- Written request
Locate "Read this page and output its text content." in the records below, then copy its line and every following line exactly, without the pictures.
##########
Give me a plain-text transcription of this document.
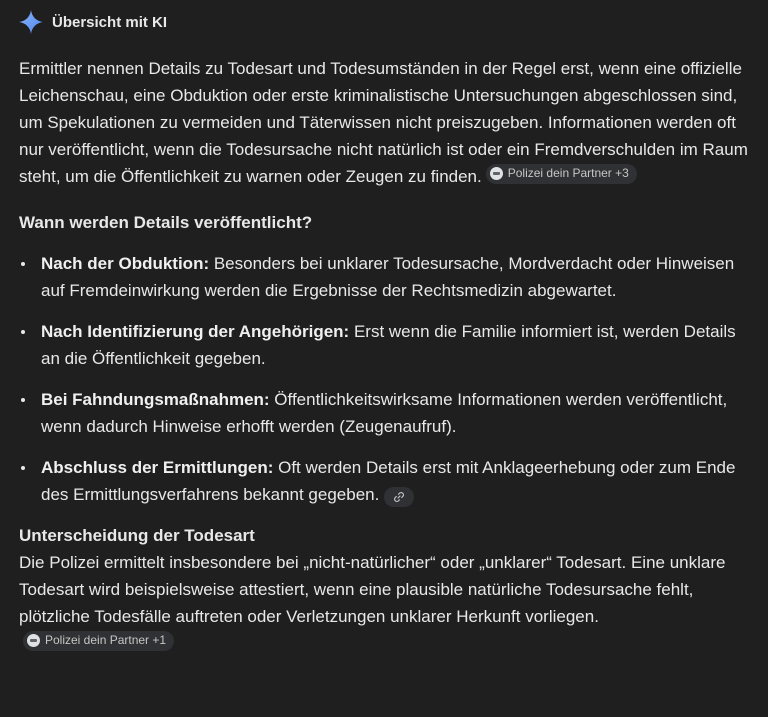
Übersicht mit KI

Ermittler nennen Details zu Todesart und Todesumständen in der Regel erst, wenn eine offizielle Leichenschau, eine Obduktion oder erste kriminalistische Untersuchungen abgeschlossen sind, um Spekulationen zu vermeiden und Täterwissen nicht preiszugeben. Informationen werden oft nur veröffentlicht, wenn die Todesursache nicht natürlich ist oder ein Fremdverschulden im Raum steht, um die Öffentlichkeit zu warnen oder Zeugen zu finden. Polizei dein Partner +3

Wann werden Details veröffentlicht?
Nach der Obduktion: Besonders bei unklarer Todesursache, Mordverdacht oder Hinweisen auf Fremdeinwirkung werden die Ergebnisse der Rechtsmedizin abgewartet.
Nach Identifizierung der Angehörigen: Erst wenn die Familie informiert ist, werden Details an die Öffentlichkeit gegeben.
Bei Fahndungsmaßnahmen: Öffentlichkeitswirksame Informationen werden veröffentlicht, wenn dadurch Hinweise erhofft werden (Zeugenaufruf).
Abschluss der Ermittlungen: Oft werden Details erst mit Anklageerhebung oder zum Ende des Ermittlungsverfahrens bekannt gegeben.
Unterscheidung der Todesart

Die Polizei ermittelt insbesondere bei „nicht-natürlicher“ oder „unklarer“ Todesart. Eine unklare Todesart wird beispielsweise attestiert, wenn eine plausible natürliche Todesursache fehlt, plötzliche Todesfälle auftreten oder Verletzungen unklarer Herkunft vorliegen.
Polizei dein Partner +1
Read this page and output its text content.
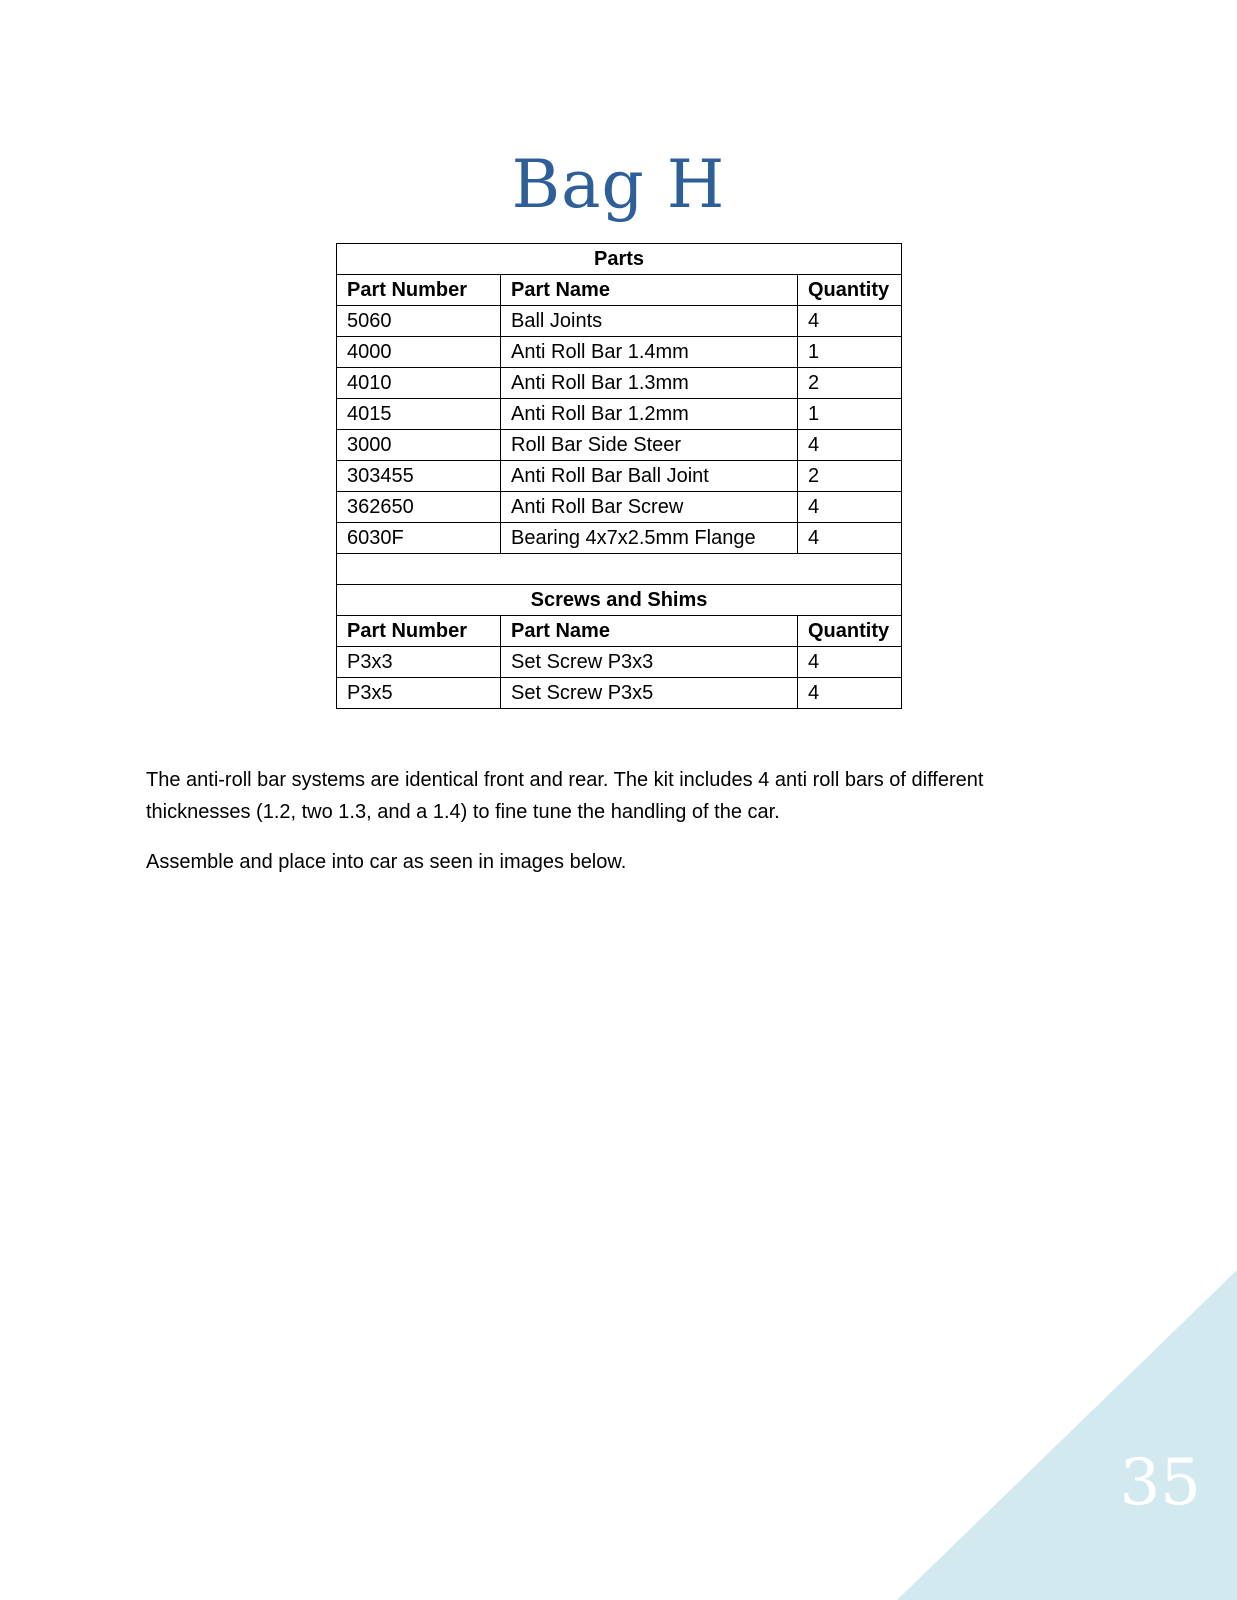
Bag H
Parts		
Part Number	Part Name	Quantity
5060	Ball Joints	4
4000	Anti Roll Bar 1.4mm	1
4010	Anti Roll Bar 1.3mm	2
4015	Anti Roll Bar 1.2mm	1
3000	Roll Bar Side Steer	4
303455	Anti Roll Bar Ball Joint	2
362650	Anti Roll Bar Screw	4
6030F	Bearing 4x7x2.5mm Flange	4

Screws and Shims		
Part Number	Part Name	Quantity
P3x3	Set Screw P3x3	4
P3x5	Set Screw P3x5	4

The anti-roll bar systems are identical front and rear. The kit includes 4 anti roll bars of different thicknesses (1.2, two 1.3, and a 1.4) to fine tune the handling of the car.

Assemble and place into car as seen in images below.

35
##########
- Written solution
Read this page and output its text content.
Bag H
Parts		
Part Number	Part Name	Quantity
5060	Ball Joints	4
4000	Anti Roll Bar 1.4mm	1
4010	Anti Roll Bar 1.3mm	2
4015	Anti Roll Bar 1.2mm	1
3000	Roll Bar Side Steer	4
303455	Anti Roll Bar Ball Joint	2
362650	Anti Roll Bar Screw	4
6030F	Bearing 4x7x2.5mm Flange	4

Screws and Shims		
Part Number	Part Name	Quantity
P3x3	Set Screw P3x3	4
P3x5	Set Screw P3x5	4

The anti-roll bar systems are identical front and rear. The kit includes 4 anti roll bars of different thicknesses (1.2, two 1.3, and a 1.4) to fine tune the handling of the car.

Assemble and place into car as seen in images below.

35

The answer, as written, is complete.